- [Given problem] Look through the records that follow. Copy every line containing the word "chevron".

==================================================

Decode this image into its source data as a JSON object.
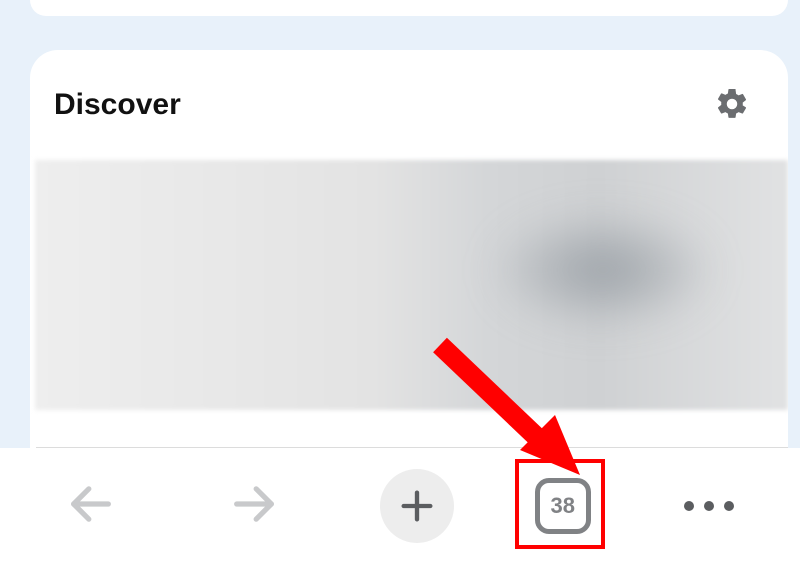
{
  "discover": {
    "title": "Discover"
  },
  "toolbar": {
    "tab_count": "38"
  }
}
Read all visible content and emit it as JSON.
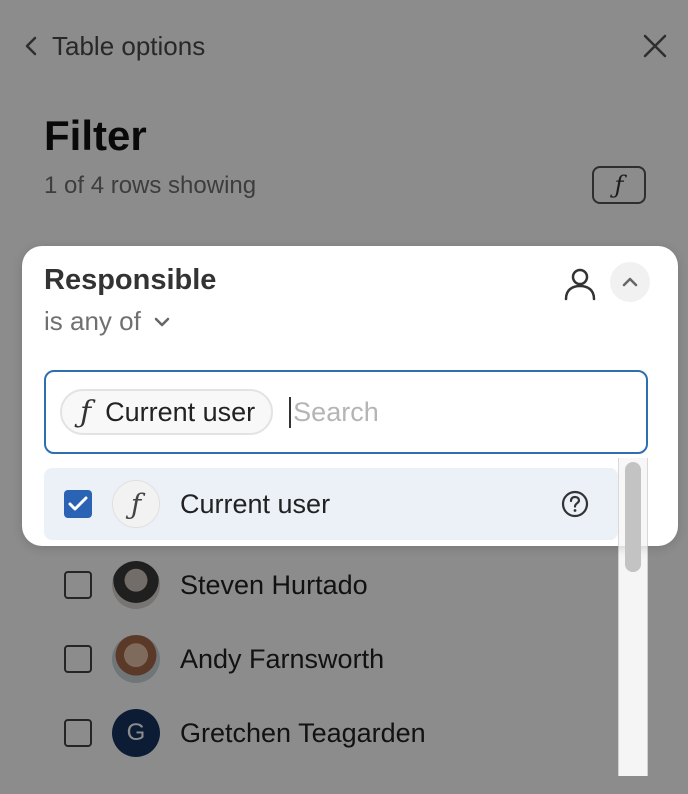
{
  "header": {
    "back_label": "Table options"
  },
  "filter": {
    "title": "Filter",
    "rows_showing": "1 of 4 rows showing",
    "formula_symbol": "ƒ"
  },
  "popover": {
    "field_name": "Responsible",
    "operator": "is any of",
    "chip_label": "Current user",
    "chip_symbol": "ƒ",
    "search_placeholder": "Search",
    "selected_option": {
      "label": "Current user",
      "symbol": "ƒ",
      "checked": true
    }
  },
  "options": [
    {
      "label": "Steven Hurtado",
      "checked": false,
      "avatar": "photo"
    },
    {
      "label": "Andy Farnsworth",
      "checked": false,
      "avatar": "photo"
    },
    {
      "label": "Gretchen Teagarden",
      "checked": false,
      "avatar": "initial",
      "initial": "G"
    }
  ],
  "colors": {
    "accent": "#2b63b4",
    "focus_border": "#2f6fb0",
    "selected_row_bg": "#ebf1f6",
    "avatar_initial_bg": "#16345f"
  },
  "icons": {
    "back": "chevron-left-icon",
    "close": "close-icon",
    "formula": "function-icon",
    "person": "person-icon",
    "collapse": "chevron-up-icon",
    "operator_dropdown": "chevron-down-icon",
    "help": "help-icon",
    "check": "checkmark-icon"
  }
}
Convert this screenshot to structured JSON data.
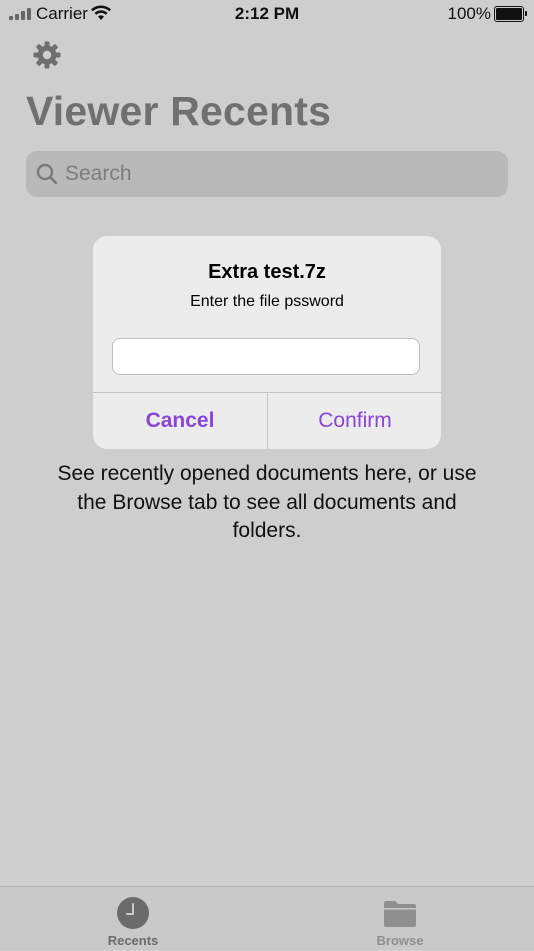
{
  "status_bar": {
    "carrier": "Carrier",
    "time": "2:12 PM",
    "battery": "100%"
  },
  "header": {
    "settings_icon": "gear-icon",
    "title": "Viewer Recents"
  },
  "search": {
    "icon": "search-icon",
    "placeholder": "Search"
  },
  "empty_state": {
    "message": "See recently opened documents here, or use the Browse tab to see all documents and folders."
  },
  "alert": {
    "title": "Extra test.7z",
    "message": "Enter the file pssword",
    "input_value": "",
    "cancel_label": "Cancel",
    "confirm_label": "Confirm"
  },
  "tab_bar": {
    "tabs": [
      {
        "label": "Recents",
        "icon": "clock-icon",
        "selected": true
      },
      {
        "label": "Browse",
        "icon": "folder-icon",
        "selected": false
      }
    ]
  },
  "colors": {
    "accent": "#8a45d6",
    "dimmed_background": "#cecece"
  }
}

==================================================

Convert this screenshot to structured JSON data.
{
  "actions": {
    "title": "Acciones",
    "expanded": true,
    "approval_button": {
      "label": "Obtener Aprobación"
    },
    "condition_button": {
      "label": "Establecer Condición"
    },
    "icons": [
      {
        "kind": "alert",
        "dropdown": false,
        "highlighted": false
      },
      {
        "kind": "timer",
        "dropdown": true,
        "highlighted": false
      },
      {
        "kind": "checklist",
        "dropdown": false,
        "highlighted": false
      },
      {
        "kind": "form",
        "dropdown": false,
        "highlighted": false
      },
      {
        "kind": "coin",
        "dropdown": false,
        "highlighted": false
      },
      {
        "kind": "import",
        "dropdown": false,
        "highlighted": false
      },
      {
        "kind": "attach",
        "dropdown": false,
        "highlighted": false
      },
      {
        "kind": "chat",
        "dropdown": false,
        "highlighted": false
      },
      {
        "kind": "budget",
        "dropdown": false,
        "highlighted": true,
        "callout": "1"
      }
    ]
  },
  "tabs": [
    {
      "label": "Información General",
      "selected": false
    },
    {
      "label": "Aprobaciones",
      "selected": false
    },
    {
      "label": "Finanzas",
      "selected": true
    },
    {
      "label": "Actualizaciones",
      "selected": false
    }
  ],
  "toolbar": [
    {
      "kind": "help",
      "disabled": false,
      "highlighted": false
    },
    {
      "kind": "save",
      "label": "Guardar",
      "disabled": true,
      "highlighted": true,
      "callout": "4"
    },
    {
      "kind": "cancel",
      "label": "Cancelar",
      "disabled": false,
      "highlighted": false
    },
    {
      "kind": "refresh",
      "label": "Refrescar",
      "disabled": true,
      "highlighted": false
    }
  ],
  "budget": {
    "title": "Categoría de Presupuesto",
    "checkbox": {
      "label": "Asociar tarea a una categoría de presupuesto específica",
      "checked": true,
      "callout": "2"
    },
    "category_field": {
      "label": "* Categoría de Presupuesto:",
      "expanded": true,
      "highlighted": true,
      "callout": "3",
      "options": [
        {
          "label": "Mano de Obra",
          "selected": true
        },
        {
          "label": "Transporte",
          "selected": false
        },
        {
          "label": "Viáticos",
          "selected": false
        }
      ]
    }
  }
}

==================================================

- [Solution to this exercise]
    "back": "chevron-left-icon",
    "collapse": "chevron-up-icon",
    "operator_dropdown": "chevron-down-icon",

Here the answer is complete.